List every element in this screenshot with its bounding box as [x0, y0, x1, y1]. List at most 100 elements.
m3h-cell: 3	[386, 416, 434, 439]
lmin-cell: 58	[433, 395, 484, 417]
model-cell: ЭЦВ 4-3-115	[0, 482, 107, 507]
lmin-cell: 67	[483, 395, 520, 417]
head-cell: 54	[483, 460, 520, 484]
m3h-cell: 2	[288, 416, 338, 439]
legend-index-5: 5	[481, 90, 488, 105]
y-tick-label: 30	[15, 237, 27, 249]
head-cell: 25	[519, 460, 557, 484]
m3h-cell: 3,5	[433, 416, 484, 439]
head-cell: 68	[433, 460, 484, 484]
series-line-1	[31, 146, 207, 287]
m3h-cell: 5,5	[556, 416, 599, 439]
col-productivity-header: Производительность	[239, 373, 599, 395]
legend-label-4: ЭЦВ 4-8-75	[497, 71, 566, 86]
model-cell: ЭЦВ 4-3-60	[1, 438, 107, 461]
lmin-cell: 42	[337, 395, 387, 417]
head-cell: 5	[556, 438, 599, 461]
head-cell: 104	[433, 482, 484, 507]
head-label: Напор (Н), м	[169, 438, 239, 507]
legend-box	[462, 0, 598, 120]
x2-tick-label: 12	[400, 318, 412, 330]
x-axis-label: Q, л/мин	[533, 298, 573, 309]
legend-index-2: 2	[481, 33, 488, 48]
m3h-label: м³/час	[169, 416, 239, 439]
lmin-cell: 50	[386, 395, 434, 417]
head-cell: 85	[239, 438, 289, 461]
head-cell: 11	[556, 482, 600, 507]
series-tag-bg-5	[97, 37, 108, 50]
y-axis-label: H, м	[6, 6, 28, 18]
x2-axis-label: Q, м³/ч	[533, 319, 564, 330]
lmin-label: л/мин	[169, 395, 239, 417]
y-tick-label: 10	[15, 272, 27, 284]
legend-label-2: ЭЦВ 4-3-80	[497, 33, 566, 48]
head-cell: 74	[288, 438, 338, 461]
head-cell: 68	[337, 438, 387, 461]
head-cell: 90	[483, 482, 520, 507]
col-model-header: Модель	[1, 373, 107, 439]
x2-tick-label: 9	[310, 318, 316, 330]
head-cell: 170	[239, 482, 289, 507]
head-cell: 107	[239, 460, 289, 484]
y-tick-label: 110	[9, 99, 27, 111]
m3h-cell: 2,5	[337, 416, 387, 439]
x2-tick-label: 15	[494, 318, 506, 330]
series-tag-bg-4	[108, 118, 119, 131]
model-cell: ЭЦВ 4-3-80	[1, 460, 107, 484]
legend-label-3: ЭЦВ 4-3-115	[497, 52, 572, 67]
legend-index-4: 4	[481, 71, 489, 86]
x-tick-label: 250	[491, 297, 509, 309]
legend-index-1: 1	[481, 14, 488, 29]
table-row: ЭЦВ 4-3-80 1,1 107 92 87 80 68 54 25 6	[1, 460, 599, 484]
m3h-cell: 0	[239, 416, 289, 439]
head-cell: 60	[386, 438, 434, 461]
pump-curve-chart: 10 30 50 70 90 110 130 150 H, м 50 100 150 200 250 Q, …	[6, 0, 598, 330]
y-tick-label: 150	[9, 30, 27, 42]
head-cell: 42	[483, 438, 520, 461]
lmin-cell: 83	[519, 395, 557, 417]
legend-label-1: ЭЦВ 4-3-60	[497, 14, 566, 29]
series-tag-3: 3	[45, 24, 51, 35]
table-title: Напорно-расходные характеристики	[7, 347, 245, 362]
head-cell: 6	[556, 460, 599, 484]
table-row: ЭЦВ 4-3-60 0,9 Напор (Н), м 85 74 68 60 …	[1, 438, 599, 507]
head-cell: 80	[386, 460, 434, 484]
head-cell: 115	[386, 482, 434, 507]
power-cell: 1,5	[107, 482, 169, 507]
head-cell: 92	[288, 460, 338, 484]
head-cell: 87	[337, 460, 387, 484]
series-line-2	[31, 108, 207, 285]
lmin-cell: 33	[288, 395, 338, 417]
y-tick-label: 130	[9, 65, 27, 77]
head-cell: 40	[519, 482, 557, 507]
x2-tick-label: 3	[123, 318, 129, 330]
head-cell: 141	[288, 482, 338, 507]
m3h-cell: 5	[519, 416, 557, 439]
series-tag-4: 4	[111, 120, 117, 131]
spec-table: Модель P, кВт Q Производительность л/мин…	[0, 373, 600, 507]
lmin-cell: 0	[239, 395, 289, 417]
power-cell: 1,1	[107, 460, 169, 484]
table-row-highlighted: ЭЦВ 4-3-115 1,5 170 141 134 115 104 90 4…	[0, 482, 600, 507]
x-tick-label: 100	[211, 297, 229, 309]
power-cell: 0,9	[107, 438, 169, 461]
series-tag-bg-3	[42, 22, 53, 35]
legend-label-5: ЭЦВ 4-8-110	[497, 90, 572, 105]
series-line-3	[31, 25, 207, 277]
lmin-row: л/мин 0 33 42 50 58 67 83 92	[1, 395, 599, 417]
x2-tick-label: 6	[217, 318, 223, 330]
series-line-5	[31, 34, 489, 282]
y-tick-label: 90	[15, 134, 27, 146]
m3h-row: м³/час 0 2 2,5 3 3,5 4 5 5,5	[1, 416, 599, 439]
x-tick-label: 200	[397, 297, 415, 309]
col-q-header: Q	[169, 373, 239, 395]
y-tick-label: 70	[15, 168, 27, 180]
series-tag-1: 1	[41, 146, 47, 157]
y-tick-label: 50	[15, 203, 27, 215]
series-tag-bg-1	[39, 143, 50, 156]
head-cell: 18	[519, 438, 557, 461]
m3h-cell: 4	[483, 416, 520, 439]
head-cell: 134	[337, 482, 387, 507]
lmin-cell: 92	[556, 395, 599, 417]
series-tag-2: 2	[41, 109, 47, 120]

*DIRECTIONS:*
Starting with the first line of the rows above and going on through the line containing "52, 572, 67]", both included, present those lines as a Markdown table with the columns Row and Line. Number each line in the Row column and leave out blank lines.

*OUTPUT OF THE EXERCISE:*
| Row | Line |
|---|---|
| 1 | List every element in this screenshot with its bounding box as [x0, y0, x1, y1]. List at most 100 elements. |
| 2 | m3h-cell: 3	[386, 416, 434, 439] |
| 3 | lmin-cell: 58	[433, 395, 484, 417] |
| 4 | model-cell: ЭЦВ 4-3-115	[0, 482, 107, 507] |
| 5 | lmin-cell: 67	[483, 395, 520, 417] |
| 6 | head-cell: 54	[483, 460, 520, 484] |
| 7 | m3h-cell: 2	[288, 416, 338, 439] |
| 8 | legend-index-5: 5	[481, 90, 488, 105] |
| 9 | y-tick-label: 30	[15, 237, 27, 249] |
| 10 | head-cell: 25	[519, 460, 557, 484] |
| 11 | m3h-cell: 3,5	[433, 416, 484, 439] |
| 12 | head-cell: 68	[433, 460, 484, 484] |
| 13 | series-line-1	[31, 146, 207, 287] |
| 14 | m3h-cell: 5,5	[556, 416, 599, 439] |
| 15 | col-productivity-header: Производительность	[239, 373, 599, 395] |
| 16 | legend-label-4: ЭЦВ 4-8-75	[497, 71, 566, 86] |
| 17 | model-cell: ЭЦВ 4-3-60	[1, 438, 107, 461] |
| 18 | lmin-cell: 42	[337, 395, 387, 417] |
| 19 | head-cell: 5	[556, 438, 599, 461] |
| 20 | head-cell: 104	[433, 482, 484, 507] |
| 21 | head-label: Напор (Н), м	[169, 438, 239, 507] |
| 22 | legend-box	[462, 0, 598, 120] |
| 23 | x2-tick-label: 12	[400, 318, 412, 330] |
| 24 | x-axis-label: Q, л/мин	[533, 298, 573, 309] |
| 25 | legend-index-2: 2	[481, 33, 488, 48] |
| 26 | m3h-label: м³/час	[169, 416, 239, 439] |
| 27 | lmin-cell: 50	[386, 395, 434, 417] |
| 28 | head-cell: 85	[239, 438, 289, 461] |
| 29 | head-cell: 11	[556, 482, 600, 507] |
| 30 | series-tag-bg-5	[97, 37, 108, 50] |
| 31 | y-axis-label: H, м	[6, 6, 28, 18] |
| 32 | x2-axis-label: Q, м³/ч	[533, 319, 564, 330] |
| 33 | lmin-label: л/мин	[169, 395, 239, 417] |
| 34 | y-tick-label: 10	[15, 272, 27, 284] |
| 35 | legend-label-2: ЭЦВ 4-3-80	[497, 33, 566, 48] |
| 36 | head-cell: 74	[288, 438, 338, 461] |
| 37 | head-cell: 68	[337, 438, 387, 461] |
| 38 | head-cell: 90	[483, 482, 520, 507] |
| 39 | col-model-header: Модель	[1, 373, 107, 439] |
| 40 | x2-tick-label: 9	[310, 318, 316, 330] |
| 41 | head-cell: 170	[239, 482, 289, 507] |
| 42 | head-cell: 107	[239, 460, 289, 484] |
| 43 | y-tick-label: 110	[9, 99, 27, 111] |
| 44 | m3h-cell: 2,5	[337, 416, 387, 439] |
| 45 | x2-tick-label: 15	[494, 318, 506, 330] |
| 46 | series-tag-bg-4	[108, 118, 119, 131] |
| 47 | model-cell: ЭЦВ 4-3-80	[1, 460, 107, 484] |
| 48 | legend-label-3: ЭЦВ 4-3-115	[497, 52, 572, 67] |